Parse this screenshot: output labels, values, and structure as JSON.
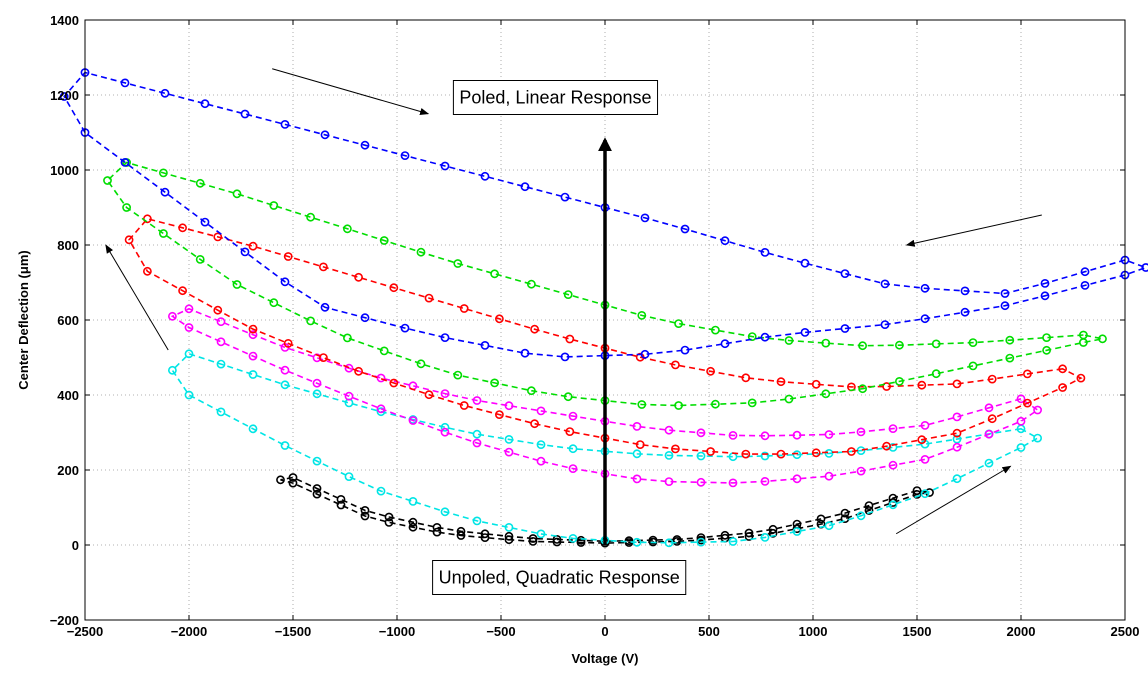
{
  "chart_data": {
    "type": "scatter",
    "title": "",
    "xlabel": "Voltage (V)",
    "ylabel": "Center Deflection (μm)",
    "xlim": [
      -2500,
      2500
    ],
    "ylim": [
      -200,
      1400
    ],
    "xticks": [
      -2500,
      -2000,
      -1500,
      -1000,
      -500,
      0,
      500,
      1000,
      1500,
      2000,
      2500
    ],
    "yticks": [
      -200,
      0,
      200,
      400,
      600,
      800,
      1000,
      1200,
      1400
    ],
    "xtick_labels": [
      "−2500",
      "−2000",
      "−1500",
      "−1000",
      "−500",
      "0",
      "500",
      "1000",
      "1500",
      "2000",
      "2500"
    ],
    "ytick_labels": [
      "−200",
      "0",
      "200",
      "400",
      "600",
      "800",
      "1000",
      "1200",
      "1400"
    ],
    "grid": true,
    "series": [
      {
        "color": "#000000",
        "loop": {
          "xmin": -1500,
          "xmax": 1500,
          "upper": [
            180,
            85,
            40,
            18,
            10,
            15,
            35,
            80,
            145
          ],
          "lower": [
            165,
            70,
            28,
            10,
            5,
            10,
            25,
            65,
            135
          ]
        }
      },
      {
        "color": "#00e5e5",
        "loop": {
          "xmin": -2000,
          "xmax": 2000,
          "upper": [
            510,
            430,
            360,
            300,
            260,
            240,
            235,
            245,
            270,
            310
          ],
          "lower": [
            400,
            270,
            150,
            70,
            20,
            5,
            10,
            55,
            140,
            260
          ]
        }
      },
      {
        "color": "#ff00ff",
        "loop": {
          "xmin": -2000,
          "xmax": 2000,
          "upper": [
            630,
            530,
            450,
            390,
            350,
            310,
            290,
            295,
            320,
            390
          ],
          "lower": [
            580,
            470,
            370,
            280,
            210,
            170,
            165,
            185,
            230,
            330
          ]
        }
      },
      {
        "color": "#ff0000",
        "loop": {
          "xmin": -2200,
          "xmax": 2200,
          "upper": [
            870,
            800,
            720,
            640,
            560,
            490,
            440,
            420,
            430,
            470
          ],
          "lower": [
            730,
            580,
            470,
            380,
            310,
            260,
            240,
            250,
            300,
            420
          ]
        }
      },
      {
        "color": "#00dd00",
        "loop": {
          "xmin": -2300,
          "xmax": 2300,
          "upper": [
            1020,
            940,
            850,
            760,
            680,
            600,
            550,
            530,
            540,
            560
          ],
          "lower": [
            900,
            700,
            560,
            460,
            400,
            370,
            380,
            420,
            480,
            540
          ]
        }
      },
      {
        "color": "#0000ff",
        "loop": {
          "xmin": -2500,
          "xmax": 2500,
          "upper": [
            1260,
            1180,
            1100,
            1020,
            940,
            860,
            770,
            690,
            670,
            760
          ],
          "lower": [
            1100,
            870,
            640,
            560,
            500,
            510,
            560,
            590,
            640,
            720
          ]
        }
      }
    ],
    "annotations": [
      {
        "text": "Poled, Linear Response",
        "x": -700,
        "y": 1190
      },
      {
        "text": "Unpoled, Quadratic Response",
        "x": -800,
        "y": -90
      }
    ],
    "vertical_arrow": {
      "x": 0,
      "y_from": 0,
      "y_to": 1080
    },
    "arrows": [
      {
        "from": [
          -1600,
          1270
        ],
        "to": [
          -850,
          1150
        ]
      },
      {
        "from": [
          2100,
          880
        ],
        "to": [
          1450,
          800
        ]
      },
      {
        "from": [
          -2100,
          520
        ],
        "to": [
          -2400,
          800
        ]
      },
      {
        "from": [
          1400,
          30
        ],
        "to": [
          1950,
          210
        ]
      }
    ]
  }
}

══════

Aim of the task
Every line above that contains the word "Response" should be reported.

Reply to the exercise
        "text": "Poled, Linear Response",
        "text": "Unpoled, Quadratic Response",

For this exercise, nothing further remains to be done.